> Your goal
Could you copy every record below exactly, leaving out the pictures?

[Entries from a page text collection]
=== Begin Enclosure ===

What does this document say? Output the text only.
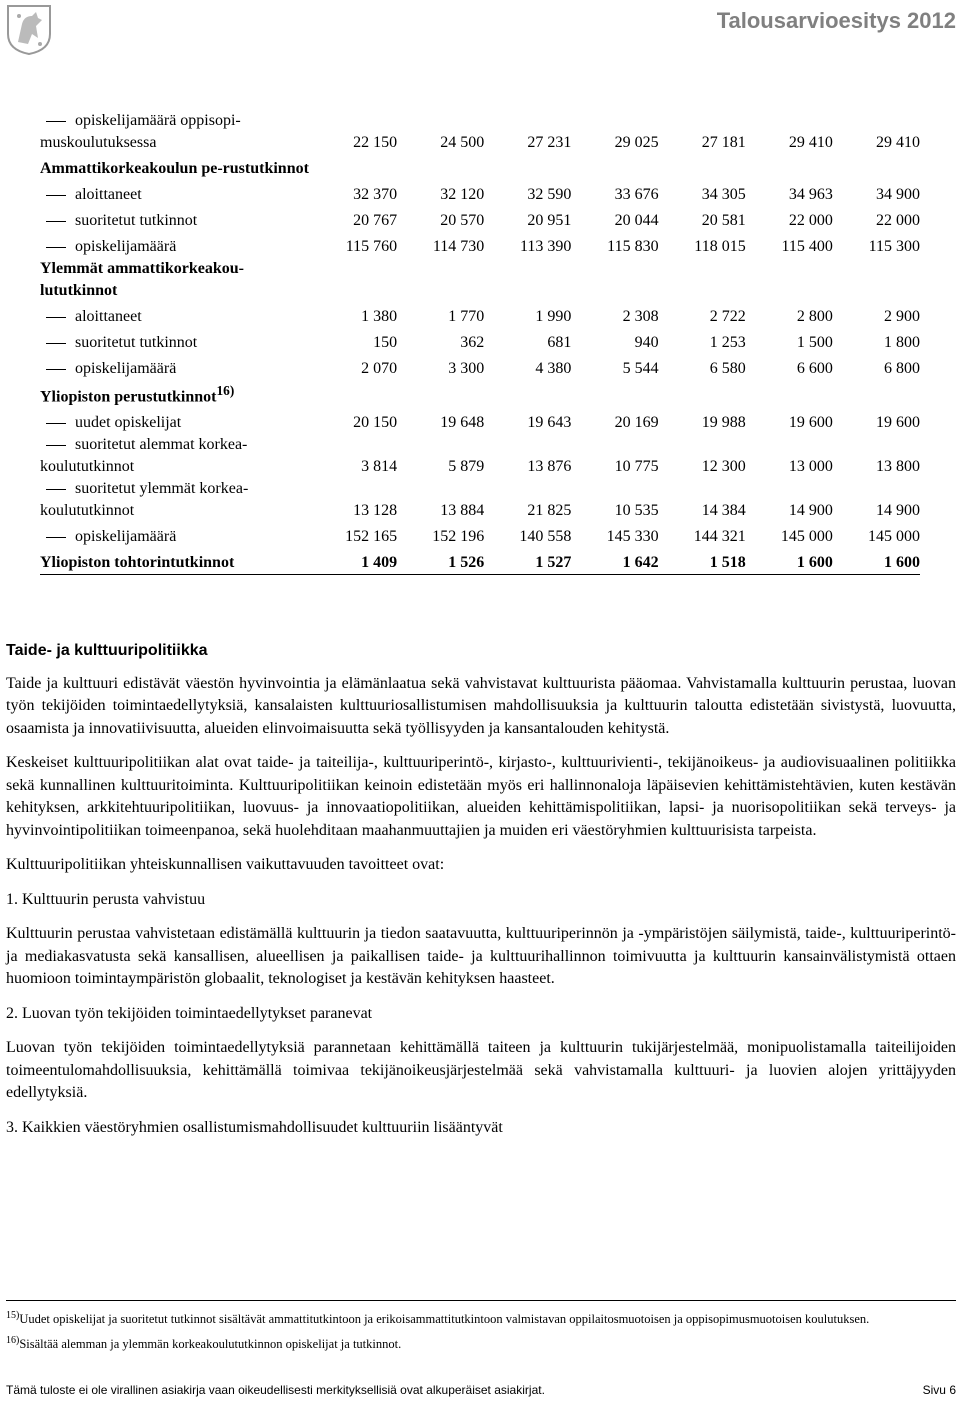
Talousarvioesitys 2012
opiskelijamäärä oppisopi-muskoulutuksessa	22 150	24 500	27 231	29 025	27 181	29 410	29 410
Ammattikorkeakoulun pe-rustutkinnot							
aloittaneet	32 370	32 120	32 590	33 676	34 305	34 963	34 900
suoritetut tutkinnot	20 767	20 570	20 951	20 044	20 581	22 000	22 000
opiskelijamäärä	115 760	114 730	113 390	115 830	118 015	115 400	115 300
Ylemmät ammattikorkeakou-lututkinnot							
aloittaneet	1 380	1 770	1 990	2 308	2 722	2 800	2 900
suoritetut tutkinnot	150	362	681	940	1 253	1 500	1 800
opiskelijamäärä	2 070	3 300	4 380	5 544	6 580	6 600	6 800
Yliopiston perustutkinnot$^{16)}$							
uudet opiskelijat	20 150	19 648	19 643	20 169	19 988	19 600	19 600
suoritetut alemmat korkea-koulututkinnot	3 814	5 879	13 876	10 775	12 300	13 000	13 800
suoritetut ylemmät korkea-koulututkinnot	13 128	13 884	21 825	10 535	14 384	14 900	14 900
opiskelijamäärä	152 165	152 196	140 558	145 330	144 321	145 000	145 000
Yliopiston tohtorintutkinnot	1 409	1 526	1 527	1 642	1 518	1 600	1 600
Taide- ja kulttuuripolitiikka

Taide ja kulttuuri edistävät väestön hyvinvointia ja elämänlaatua sekä vahvistavat kulttuurista pääomaa. Vahvistamalla kulttuurin perustaa, luovan työn tekijöiden toimintaedellytyksiä, kansalaisten kulttuuriosallistumisen mahdollisuuksia ja kulttuurin taloutta edistetään sivistystä, luovuutta, osaamista ja innovatiivisuutta, alueiden elinvoimaisuutta sekä työllisyyden ja kansantalouden kehitystä.

Keskeiset kulttuuripolitiikan alat ovat taide- ja taiteilija-, kulttuuriperintö-, kirjasto-, kulttuurivienti-, tekijänoikeus- ja audiovisuaalinen politiikka sekä kunnallinen kulttuuritoiminta. Kulttuuripolitiikan keinoin edistetään myös eri hallinnonaloja läpäisevien kehittämistehtävien, kuten kestävän kehityksen, arkkitehtuuripolitiikan, luovuus- ja innovaatiopolitiikan, alueiden kehittämispolitiikan, lapsi- ja nuorisopolitiikan sekä terveys- ja hyvinvointipolitiikan toimeenpanoa, sekä huolehditaan maahanmuuttajien ja muiden eri väestöryhmien kulttuurisista tarpeista.

Kulttuuripolitiikan yhteiskunnallisen vaikuttavuuden tavoitteet ovat:

1. Kulttuurin perusta vahvistuu

Kulttuurin perustaa vahvistetaan edistämällä kulttuurin ja tiedon saatavuutta, kulttuuriperinnön ja -ympäristöjen säilymistä, taide-, kulttuuriperintö- ja mediakasvatusta sekä kansallisen, alueellisen ja paikallisen taide- ja kulttuurihallinnon toimivuutta ja kulttuurin kansainvälistymistä ottaen huomioon toimintaympäristön globaalit, teknologiset ja kestävän kehityksen haasteet.

2. Luovan työn tekijöiden toimintaedellytykset paranevat

Luovan työn tekijöiden toimintaedellytyksiä parannetaan kehittämällä taiteen ja kulttuurin tukijärjestelmää, monipuolistamalla taiteilijoiden toimeentulomahdollisuuksia, kehittämällä toimivaa tekijänoikeusjärjestelmää sekä vahvistamalla kulttuuri- ja luovien alojen yrittäjyyden edellytyksiä.

3. Kaikkien väestöryhmien osallistumismahdollisuudet kulttuuriin lisääntyvät

$^{15)}$Uudet opiskelijat ja suoritetut tutkinnot sisältävät ammattitutkintoon ja erikoisammattitutkintoon valmistavan oppilaitosmuotoisen ja oppisopimusmuotoisen koulutuksen.

$^{16)}$Sisältää alemman ja ylemmän korkeakoulututkinnon opiskelijat ja tutkinnot.

Tämä tuloste ei ole virallinen asiakirja vaan oikeudellisesti merkityksellisiä ovat alkuperäiset asiakirjat.	Sivu 6
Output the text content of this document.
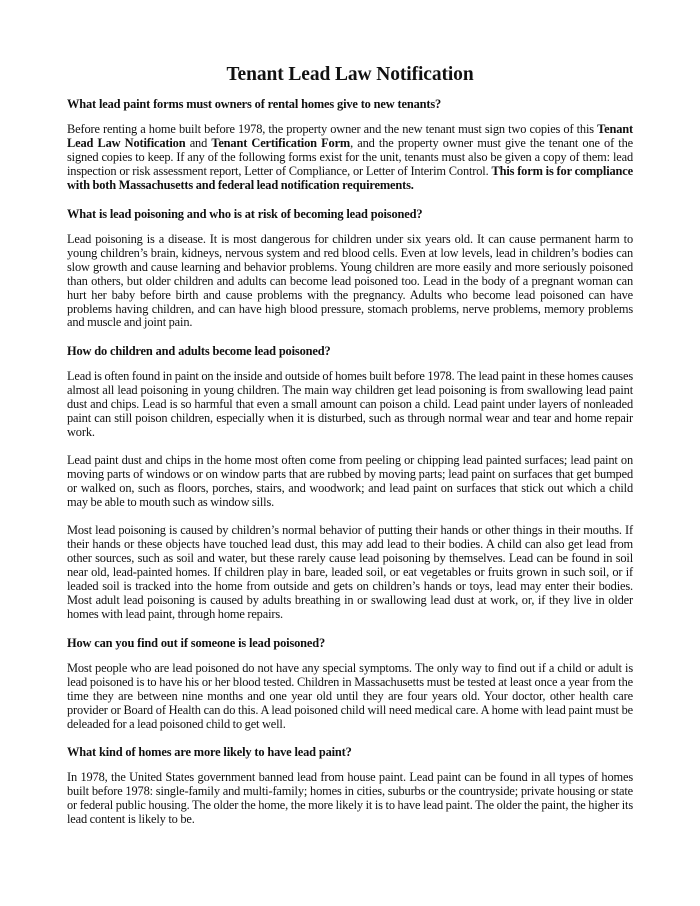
Tenant Lead Law Notification
What lead paint forms must owners of rental homes give to new tenants?

Before renting a home built before 1978, the property owner and the new tenant must sign two copies of this Tenant Lead Law Notification and Tenant Certification Form, and the property owner must give the tenant one of the signed copies to keep. If any of the following forms exist for the unit, tenants must also be given a copy of them: lead inspection or risk assessment report, Letter of Compliance, or Letter of Interim Control. This form is for compliance with both Massachusetts and federal lead notification requirements.

What is lead poisoning and who is at risk of becoming lead poisoned?

Lead poisoning is a disease. It is most dangerous for children under six years old. It can cause permanent harm to young children’s brain, kidneys, nervous system and red blood cells. Even at low levels, lead in children’s bodies can slow growth and cause learning and behavior problems. Young children are more easily and more seriously poisoned than others, but older children and adults can become lead poisoned too. Lead in the body of a pregnant woman can hurt her baby before birth and cause problems with the pregnancy. Adults who become lead poisoned can have problems having children, and can have high blood pressure, stomach problems, nerve problems, memory problems and muscle and joint pain.

How do children and adults become lead poisoned?

Lead is often found in paint on the inside and outside of homes built before 1978. The lead paint in these homes causes almost all lead poisoning in young children. The main way children get lead poisoning is from swallowing lead paint dust and chips. Lead is so harmful that even a small amount can poison a child. Lead paint under layers of nonleaded paint can still poison children, especially when it is disturbed, such as through normal wear and tear and home repair work.

Lead paint dust and chips in the home most often come from peeling or chipping lead painted surfaces; lead paint on moving parts of windows or on window parts that are rubbed by moving parts; lead paint on surfaces that get bumped or walked on, such as floors, porches, stairs, and woodwork; and lead paint on surfaces that stick out which a child may be able to mouth such as window sills.

Most lead poisoning is caused by children’s normal behavior of putting their hands or other things in their mouths. If their hands or these objects have touched lead dust, this may add lead to their bodies. A child can also get lead from other sources, such as soil and water, but these rarely cause lead poisoning by themselves. Lead can be found in soil near old, lead-painted homes. If children play in bare, leaded soil, or eat vegetables or fruits grown in such soil, or if leaded soil is tracked into the home from outside and gets on children’s hands or toys, lead may enter their bodies. Most adult lead poisoning is caused by adults breathing in or swallowing lead dust at work, or, if they live in older homes with lead paint, through home repairs.

How can you find out if someone is lead poisoned?

Most people who are lead poisoned do not have any special symptoms. The only way to find out if a child or adult is lead poisoned is to have his or her blood tested. Children in Massachusetts must be tested at least once a year from the time they are between nine months and one year old until they are four years old. Your doctor, other health care provider or Board of Health can do this. A lead poisoned child will need medical care. A home with lead paint must be deleaded for a lead poisoned child to get well.

What kind of homes are more likely to have lead paint?

In 1978, the United States government banned lead from house paint. Lead paint can be found in all types of homes built before 1978: single-family and multi-family; homes in cities, suburbs or the countryside; private housing or state or federal public housing. The older the home, the more likely it is to have lead paint. The older the paint, the higher its lead content is likely to be.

=== End Enclosure ===

> Task solution
What does this document say? Output the text only.
Talousarvioesitys 2012
opiskelijamäärä oppisopi-muskoulutuksessa	22 150	24 500	27 231	29 025	27 181	29 410	29 410
Ammattikorkeakoulun pe-rustutkinnot							
aloittaneet	32 370	32 120	32 590	33 676	34 305	34 963	34 900
suoritetut tutkinnot	20 767	20 570	20 951	20 044	20 581	22 000	22 000
opiskelijamäärä	115 760	114 730	113 390	115 830	118 015	115 400	115 300
Ylemmät ammattikorkeakou-lututkinnot							
aloittaneet	1 380	1 770	1 990	2 308	2 722	2 800	2 900
suoritetut tutkinnot	150	362	681	940	1 253	1 500	1 800
opiskelijamäärä	2 070	3 300	4 380	5 544	6 580	6 600	6 800
Yliopiston perustutkinnot$^{16)}$							
uudet opiskelijat	20 150	19 648	19 643	20 169	19 988	19 600	19 600
suoritetut alemmat korkea-koulututkinnot	3 814	5 879	13 876	10 775	12 300	13 000	13 800
suoritetut ylemmät korkea-koulututkinnot	13 128	13 884	21 825	10 535	14 384	14 900	14 900
opiskelijamäärä	152 165	152 196	140 558	145 330	144 321	145 000	145 000
Yliopiston tohtorintutkinnot	1 409	1 526	1 527	1 642	1 518	1 600	1 600
Taide- ja kulttuuripolitiikka

Taide ja kulttuuri edistävät väestön hyvinvointia ja elämänlaatua sekä vahvistavat kulttuurista pääomaa. Vahvistamalla kulttuurin perustaa, luovan työn tekijöiden toimintaedellytyksiä, kansalaisten kulttuuriosallistumisen mahdollisuuksia ja kulttuurin taloutta edistetään sivistystä, luovuutta, osaamista ja innovatiivisuutta, alueiden elinvoimaisuutta sekä työllisyyden ja kansantalouden kehitystä.

Keskeiset kulttuuripolitiikan alat ovat taide- ja taiteilija-, kulttuuriperintö-, kirjasto-, kulttuurivienti-, tekijänoikeus- ja audiovisuaalinen politiikka sekä kunnallinen kulttuuritoiminta. Kulttuuripolitiikan keinoin edistetään myös eri hallinnonaloja läpäisevien kehittämistehtävien, kuten kestävän kehityksen, arkkitehtuuripolitiikan, luovuus- ja innovaatiopolitiikan, alueiden kehittämispolitiikan, lapsi- ja nuorisopolitiikan sekä terveys- ja hyvinvointipolitiikan toimeenpanoa, sekä huolehditaan maahanmuuttajien ja muiden eri väestöryhmien kulttuurisista tarpeista.

Kulttuuripolitiikan yhteiskunnallisen vaikuttavuuden tavoitteet ovat:

1. Kulttuurin perusta vahvistuu

Kulttuurin perustaa vahvistetaan edistämällä kulttuurin ja tiedon saatavuutta, kulttuuriperinnön ja -ympäristöjen säilymistä, taide-, kulttuuriperintö- ja mediakasvatusta sekä kansallisen, alueellisen ja paikallisen taide- ja kulttuurihallinnon toimivuutta ja kulttuurin kansainvälistymistä ottaen huomioon toimintaympäristön globaalit, teknologiset ja kestävän kehityksen haasteet.

2. Luovan työn tekijöiden toimintaedellytykset paranevat

Luovan työn tekijöiden toimintaedellytyksiä parannetaan kehittämällä taiteen ja kulttuurin tukijärjestelmää, monipuolistamalla taiteilijoiden toimeentulomahdollisuuksia, kehittämällä toimivaa tekijänoikeusjärjestelmää sekä vahvistamalla kulttuuri- ja luovien alojen yrittäjyyden edellytyksiä.

3. Kaikkien väestöryhmien osallistumismahdollisuudet kulttuuriin lisääntyvät

$^{15)}$Uudet opiskelijat ja suoritetut tutkinnot sisältävät ammattitutkintoon ja erikoisammattitutkintoon valmistavan oppilaitosmuotoisen ja oppisopimusmuotoisen koulutuksen.

$^{16)}$Sisältää alemman ja ylemmän korkeakoulututkinnon opiskelijat ja tutkinnot.

Tämä tuloste ei ole virallinen asiakirja vaan oikeudellisesti merkityksellisiä ovat alkuperäiset asiakirjat.	Sivu 6
Output the text content of this document.
Tenant Lead Law Notification
What lead paint forms must owners of rental homes give to new tenants?

Before renting a home built before 1978, the property owner and the new tenant must sign two copies of this Tenant Lead Law Notification and Tenant Certification Form, and the property owner must give the tenant one of the signed copies to keep. If any of the following forms exist for the unit, tenants must also be given a copy of them: lead inspection or risk assessment report, Letter of Compliance, or Letter of Interim Control. This form is for compliance with both Massachusetts and federal lead notification requirements.

What is lead poisoning and who is at risk of becoming lead poisoned?

Lead poisoning is a disease. It is most dangerous for children under six years old. It can cause permanent harm to young children’s brain, kidneys, nervous system and red blood cells. Even at low levels, lead in children’s bodies can slow growth and cause learning and behavior problems. Young children are more easily and more seriously poisoned than others, but older children and adults can become lead poisoned too. Lead in the body of a pregnant woman can hurt her baby before birth and cause problems with the pregnancy. Adults who become lead poisoned can have problems having children, and can have high blood pressure, stomach problems, nerve problems, memory problems and muscle and joint pain.

How do children and adults become lead poisoned?

Lead is often found in paint on the inside and outside of homes built before 1978. The lead paint in these homes causes almost all lead poisoning in young children. The main way children get lead poisoning is from swallowing lead paint dust and chips. Lead is so harmful that even a small amount can poison a child. Lead paint under layers of nonleaded paint can still poison children, especially when it is disturbed, such as through normal wear and tear and home repair work.

Lead paint dust and chips in the home most often come from peeling or chipping lead painted surfaces; lead paint on moving parts of windows or on window parts that are rubbed by moving parts; lead paint on surfaces that get bumped or walked on, such as floors, porches, stairs, and woodwork; and lead paint on surfaces that stick out which a child may be able to mouth such as window sills.

Most lead poisoning is caused by children’s normal behavior of putting their hands or other things in their mouths. If their hands or these objects have touched lead dust, this may add lead to their bodies. A child can also get lead from other sources, such as soil and water, but these rarely cause lead poisoning by themselves. Lead can be found in soil near old, lead-painted homes. If children play in bare, leaded soil, or eat vegetables or fruits grown in such soil, or if leaded soil is tracked into the home from outside and gets on children’s hands or toys, lead may enter their bodies. Most adult lead poisoning is caused by adults breathing in or swallowing lead dust at work, or, if they live in older homes with lead paint, through home repairs.

How can you find out if someone is lead poisoned?

Most people who are lead poisoned do not have any special symptoms. The only way to find out if a child or adult is lead poisoned is to have his or her blood tested. Children in Massachusetts must be tested at least once a year from the time they are between nine months and one year old until they are four years old. Your doctor, other health care provider or Board of Health can do this. A lead poisoned child will need medical care. A home with lead paint must be deleaded for a lead poisoned child to get well.

What kind of homes are more likely to have lead paint?

In 1978, the United States government banned lead from house paint. Lead paint can be found in all types of homes built before 1978: single-family and multi-family; homes in cities, suburbs or the countryside; private housing or state or federal public housing. The older the home, the more likely it is to have lead paint. The older the paint, the higher its lead content is likely to be.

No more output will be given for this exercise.